(Records excerpted from a collection)
== == ==

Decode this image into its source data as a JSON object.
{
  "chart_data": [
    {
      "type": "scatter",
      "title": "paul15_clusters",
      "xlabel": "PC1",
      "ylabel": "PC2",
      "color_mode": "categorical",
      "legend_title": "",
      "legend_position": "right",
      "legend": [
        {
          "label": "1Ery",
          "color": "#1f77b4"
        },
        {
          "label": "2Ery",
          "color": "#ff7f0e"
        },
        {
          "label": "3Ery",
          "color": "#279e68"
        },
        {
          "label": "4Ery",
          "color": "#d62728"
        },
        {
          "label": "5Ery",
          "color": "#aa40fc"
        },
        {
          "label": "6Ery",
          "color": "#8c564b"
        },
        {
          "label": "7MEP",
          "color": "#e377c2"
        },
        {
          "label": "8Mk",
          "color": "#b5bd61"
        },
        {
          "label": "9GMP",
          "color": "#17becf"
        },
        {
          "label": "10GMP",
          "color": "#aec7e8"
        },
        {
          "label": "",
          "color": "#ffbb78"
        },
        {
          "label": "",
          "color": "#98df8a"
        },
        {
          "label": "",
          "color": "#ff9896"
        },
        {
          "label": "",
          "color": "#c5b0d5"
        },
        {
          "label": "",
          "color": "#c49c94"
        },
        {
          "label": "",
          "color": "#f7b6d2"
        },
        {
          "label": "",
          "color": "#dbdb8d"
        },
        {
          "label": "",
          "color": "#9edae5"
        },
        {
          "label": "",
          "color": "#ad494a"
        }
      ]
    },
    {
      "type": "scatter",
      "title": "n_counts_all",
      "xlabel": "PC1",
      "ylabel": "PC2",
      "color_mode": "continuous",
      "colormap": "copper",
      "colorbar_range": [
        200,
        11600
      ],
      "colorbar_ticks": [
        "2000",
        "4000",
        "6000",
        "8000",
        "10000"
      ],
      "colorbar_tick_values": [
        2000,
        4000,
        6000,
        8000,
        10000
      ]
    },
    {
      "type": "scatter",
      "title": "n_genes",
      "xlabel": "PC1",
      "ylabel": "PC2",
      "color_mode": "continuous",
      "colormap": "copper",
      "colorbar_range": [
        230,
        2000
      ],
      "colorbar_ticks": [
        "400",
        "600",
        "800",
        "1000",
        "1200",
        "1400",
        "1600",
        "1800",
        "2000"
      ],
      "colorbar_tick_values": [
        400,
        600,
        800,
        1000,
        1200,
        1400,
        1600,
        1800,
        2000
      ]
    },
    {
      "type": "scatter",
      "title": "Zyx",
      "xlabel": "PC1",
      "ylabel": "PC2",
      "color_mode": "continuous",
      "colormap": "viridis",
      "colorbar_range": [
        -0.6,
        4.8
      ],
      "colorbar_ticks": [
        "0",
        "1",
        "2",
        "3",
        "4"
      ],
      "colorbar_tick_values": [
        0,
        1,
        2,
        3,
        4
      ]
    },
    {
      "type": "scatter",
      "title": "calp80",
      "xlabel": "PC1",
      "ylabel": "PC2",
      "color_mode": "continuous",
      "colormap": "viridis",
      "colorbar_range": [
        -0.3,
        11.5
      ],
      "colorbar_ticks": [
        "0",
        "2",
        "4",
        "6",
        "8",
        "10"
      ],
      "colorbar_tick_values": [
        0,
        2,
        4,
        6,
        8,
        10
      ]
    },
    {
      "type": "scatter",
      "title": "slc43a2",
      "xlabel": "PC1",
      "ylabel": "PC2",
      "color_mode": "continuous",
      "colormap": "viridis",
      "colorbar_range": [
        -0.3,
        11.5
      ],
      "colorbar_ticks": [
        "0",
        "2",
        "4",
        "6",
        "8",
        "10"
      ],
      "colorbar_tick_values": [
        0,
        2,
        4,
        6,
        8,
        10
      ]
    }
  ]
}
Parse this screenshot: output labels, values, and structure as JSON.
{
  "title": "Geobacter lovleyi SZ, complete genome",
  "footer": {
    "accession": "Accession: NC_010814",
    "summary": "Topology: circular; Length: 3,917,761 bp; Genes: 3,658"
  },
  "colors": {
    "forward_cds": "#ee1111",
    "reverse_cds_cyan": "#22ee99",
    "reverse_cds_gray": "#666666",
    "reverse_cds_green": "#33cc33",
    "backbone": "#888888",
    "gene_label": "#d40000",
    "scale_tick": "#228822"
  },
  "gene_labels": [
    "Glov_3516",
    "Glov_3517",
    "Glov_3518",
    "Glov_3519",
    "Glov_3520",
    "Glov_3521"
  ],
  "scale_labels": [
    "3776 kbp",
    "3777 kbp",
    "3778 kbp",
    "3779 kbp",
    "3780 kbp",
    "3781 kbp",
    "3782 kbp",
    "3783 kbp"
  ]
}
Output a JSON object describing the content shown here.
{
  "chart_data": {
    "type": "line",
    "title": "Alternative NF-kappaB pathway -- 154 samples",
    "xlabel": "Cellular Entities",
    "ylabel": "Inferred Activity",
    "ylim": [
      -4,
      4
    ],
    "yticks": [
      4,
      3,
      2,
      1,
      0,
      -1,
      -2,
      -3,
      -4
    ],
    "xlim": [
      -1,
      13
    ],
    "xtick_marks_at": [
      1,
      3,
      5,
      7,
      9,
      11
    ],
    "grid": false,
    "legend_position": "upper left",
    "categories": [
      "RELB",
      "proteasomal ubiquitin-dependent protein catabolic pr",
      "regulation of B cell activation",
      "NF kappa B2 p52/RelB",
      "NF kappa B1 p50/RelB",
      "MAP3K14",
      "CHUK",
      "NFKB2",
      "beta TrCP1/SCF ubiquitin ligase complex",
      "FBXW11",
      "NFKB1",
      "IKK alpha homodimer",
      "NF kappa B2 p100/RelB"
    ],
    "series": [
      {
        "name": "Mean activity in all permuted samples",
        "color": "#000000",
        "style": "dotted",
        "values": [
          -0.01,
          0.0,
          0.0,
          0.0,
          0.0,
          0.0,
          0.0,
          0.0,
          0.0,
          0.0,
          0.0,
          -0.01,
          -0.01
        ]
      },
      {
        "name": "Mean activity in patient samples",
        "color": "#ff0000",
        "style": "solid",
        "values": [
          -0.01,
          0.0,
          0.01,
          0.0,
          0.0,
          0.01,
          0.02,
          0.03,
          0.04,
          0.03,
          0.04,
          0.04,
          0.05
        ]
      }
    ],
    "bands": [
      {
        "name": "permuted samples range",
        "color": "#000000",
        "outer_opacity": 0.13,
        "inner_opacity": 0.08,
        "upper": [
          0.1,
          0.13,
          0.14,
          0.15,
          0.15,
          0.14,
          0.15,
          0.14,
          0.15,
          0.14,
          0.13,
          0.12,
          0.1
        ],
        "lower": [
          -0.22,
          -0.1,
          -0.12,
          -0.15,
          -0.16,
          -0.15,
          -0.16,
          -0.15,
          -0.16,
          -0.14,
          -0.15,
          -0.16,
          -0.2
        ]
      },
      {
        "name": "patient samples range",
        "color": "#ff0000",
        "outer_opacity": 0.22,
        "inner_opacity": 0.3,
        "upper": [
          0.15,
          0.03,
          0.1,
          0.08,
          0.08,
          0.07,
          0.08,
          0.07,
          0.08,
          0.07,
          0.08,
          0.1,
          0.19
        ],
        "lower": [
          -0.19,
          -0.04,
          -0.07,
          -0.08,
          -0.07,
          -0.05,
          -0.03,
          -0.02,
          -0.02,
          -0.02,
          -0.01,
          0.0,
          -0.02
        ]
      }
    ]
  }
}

== == ==

Assignment: Say how many lines of these records hold the string "patient", giving the number and no other words.

Task solution: 2